Consigne A — Recopiez mot pour mot le passage du texte qui va de « On ne peut se » à « a quelques décennies. ».
***** Texte *****
Bonne fin de journée Carmilla

Richard St-Laurent

Carmilla Le Golem a dit…

Merci Richard,

On ne peut se baser que sur les apparences (car chaque pays a sa façon de comptabiliser ses étrangers) mais il est évident que la France est l'un des pays les plus accueillants au monde. Autant que la Grande-Bretagne, plus que l'Allemagne et infiniment plus que les pays de la Méditerranée et de l'Europe Centrale. Le métissage, il est devenu une réalité en France. La France d'aujourd'hui est sans doute bien différente de celle d'il y a quelques décennies.

Je ne crois donc vraiment pas que les Français soient racistes ou xénophobes. Un peu sans doute mais ce qu'il faut considérer, c'est l'évolution positive des mentalités dans le temps. Il n'y a plus aucun racisme envers les Italiens, les Espagnols, les Portugais (ce qui était, paraît-il, autrefois le cas).

Il faut bien dire, en fait, que la question du racisme en France se double d'un autre problème beaucoup plus épineux: celui de la religion et, en l'occurrence, de l'Islam. Et c'est un problème qu'on ne sait pas traiter. Que faire vis à vis de l'islam ? On ne peut pas être répressifs mais on ne peut pas non plus être trop tolérants.

Bien à vous,

Carmilla

Richard a dit…

L’Empire de l’impossible.
*****
Consigne B — Relevez chacune des lignes où figure le mot « While », en tenant compte de la casse.
***** Données fournies *****
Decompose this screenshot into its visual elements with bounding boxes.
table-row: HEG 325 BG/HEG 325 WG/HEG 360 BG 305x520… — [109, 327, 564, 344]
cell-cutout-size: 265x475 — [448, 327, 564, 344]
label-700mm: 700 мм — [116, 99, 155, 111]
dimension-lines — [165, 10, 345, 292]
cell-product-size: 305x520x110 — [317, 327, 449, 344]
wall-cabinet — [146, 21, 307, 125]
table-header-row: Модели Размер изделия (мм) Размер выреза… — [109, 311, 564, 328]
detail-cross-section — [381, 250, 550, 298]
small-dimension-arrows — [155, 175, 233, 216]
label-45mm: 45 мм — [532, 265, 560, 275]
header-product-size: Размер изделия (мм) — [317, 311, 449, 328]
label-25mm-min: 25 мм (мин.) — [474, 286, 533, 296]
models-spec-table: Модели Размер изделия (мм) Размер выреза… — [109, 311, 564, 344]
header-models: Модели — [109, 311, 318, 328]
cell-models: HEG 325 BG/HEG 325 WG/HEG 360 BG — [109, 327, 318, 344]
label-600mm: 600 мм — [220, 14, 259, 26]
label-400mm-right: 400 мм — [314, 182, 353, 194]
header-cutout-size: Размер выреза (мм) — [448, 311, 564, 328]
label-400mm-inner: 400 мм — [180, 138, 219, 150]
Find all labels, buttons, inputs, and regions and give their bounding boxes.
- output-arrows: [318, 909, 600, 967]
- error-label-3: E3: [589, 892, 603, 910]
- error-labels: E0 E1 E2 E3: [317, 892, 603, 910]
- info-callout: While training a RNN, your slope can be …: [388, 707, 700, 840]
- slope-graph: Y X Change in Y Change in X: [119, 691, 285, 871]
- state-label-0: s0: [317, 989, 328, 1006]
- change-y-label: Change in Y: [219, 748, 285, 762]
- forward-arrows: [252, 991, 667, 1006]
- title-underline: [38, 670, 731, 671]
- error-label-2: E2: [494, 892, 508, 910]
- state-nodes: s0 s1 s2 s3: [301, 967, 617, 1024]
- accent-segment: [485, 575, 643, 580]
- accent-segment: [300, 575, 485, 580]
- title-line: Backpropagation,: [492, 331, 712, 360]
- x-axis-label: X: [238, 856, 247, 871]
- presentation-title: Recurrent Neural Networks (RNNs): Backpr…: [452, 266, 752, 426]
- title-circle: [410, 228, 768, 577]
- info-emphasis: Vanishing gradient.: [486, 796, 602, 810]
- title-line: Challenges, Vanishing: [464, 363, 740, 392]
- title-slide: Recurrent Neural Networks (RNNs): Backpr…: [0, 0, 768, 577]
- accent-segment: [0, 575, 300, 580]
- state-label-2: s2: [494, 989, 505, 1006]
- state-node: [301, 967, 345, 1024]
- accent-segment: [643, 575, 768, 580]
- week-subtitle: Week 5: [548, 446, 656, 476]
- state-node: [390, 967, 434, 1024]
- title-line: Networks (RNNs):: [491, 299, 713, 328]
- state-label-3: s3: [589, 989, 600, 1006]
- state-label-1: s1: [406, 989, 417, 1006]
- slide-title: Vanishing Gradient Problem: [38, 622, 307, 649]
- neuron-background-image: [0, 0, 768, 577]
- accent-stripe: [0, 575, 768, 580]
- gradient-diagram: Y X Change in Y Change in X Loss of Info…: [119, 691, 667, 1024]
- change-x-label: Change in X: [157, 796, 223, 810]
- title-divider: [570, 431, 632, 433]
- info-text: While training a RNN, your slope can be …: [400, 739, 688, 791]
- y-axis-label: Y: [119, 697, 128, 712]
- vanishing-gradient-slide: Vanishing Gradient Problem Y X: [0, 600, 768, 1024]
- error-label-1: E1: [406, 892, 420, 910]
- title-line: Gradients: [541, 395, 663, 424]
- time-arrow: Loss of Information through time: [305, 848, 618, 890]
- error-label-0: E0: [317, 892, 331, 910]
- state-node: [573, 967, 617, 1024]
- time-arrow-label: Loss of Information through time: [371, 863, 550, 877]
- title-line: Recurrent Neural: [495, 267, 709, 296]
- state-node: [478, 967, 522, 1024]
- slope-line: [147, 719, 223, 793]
*****
Réponse attendue A —
On ne peut se baser que sur les apparences (car chaque pays a sa façon de comptabiliser ses étrangers) mais il est évident que la France est l'un des pays les plus accueillants au monde. Autant que la Grande-Bretagne, plus que l'Allemagne et infiniment plus que les pays de la Méditerranée et de l'Europe Centrale. Le métissage, il est devenu une réalité en France. La France d'aujourd'hui est sans doute bien différente de celle d'il y a quelques décennies.

Réponse attendue B —
- info-callout: While training a RNN, your slope can be …: [388, 707, 700, 840]
- info-text: While training a RNN, your slope can be …: [400, 739, 688, 791]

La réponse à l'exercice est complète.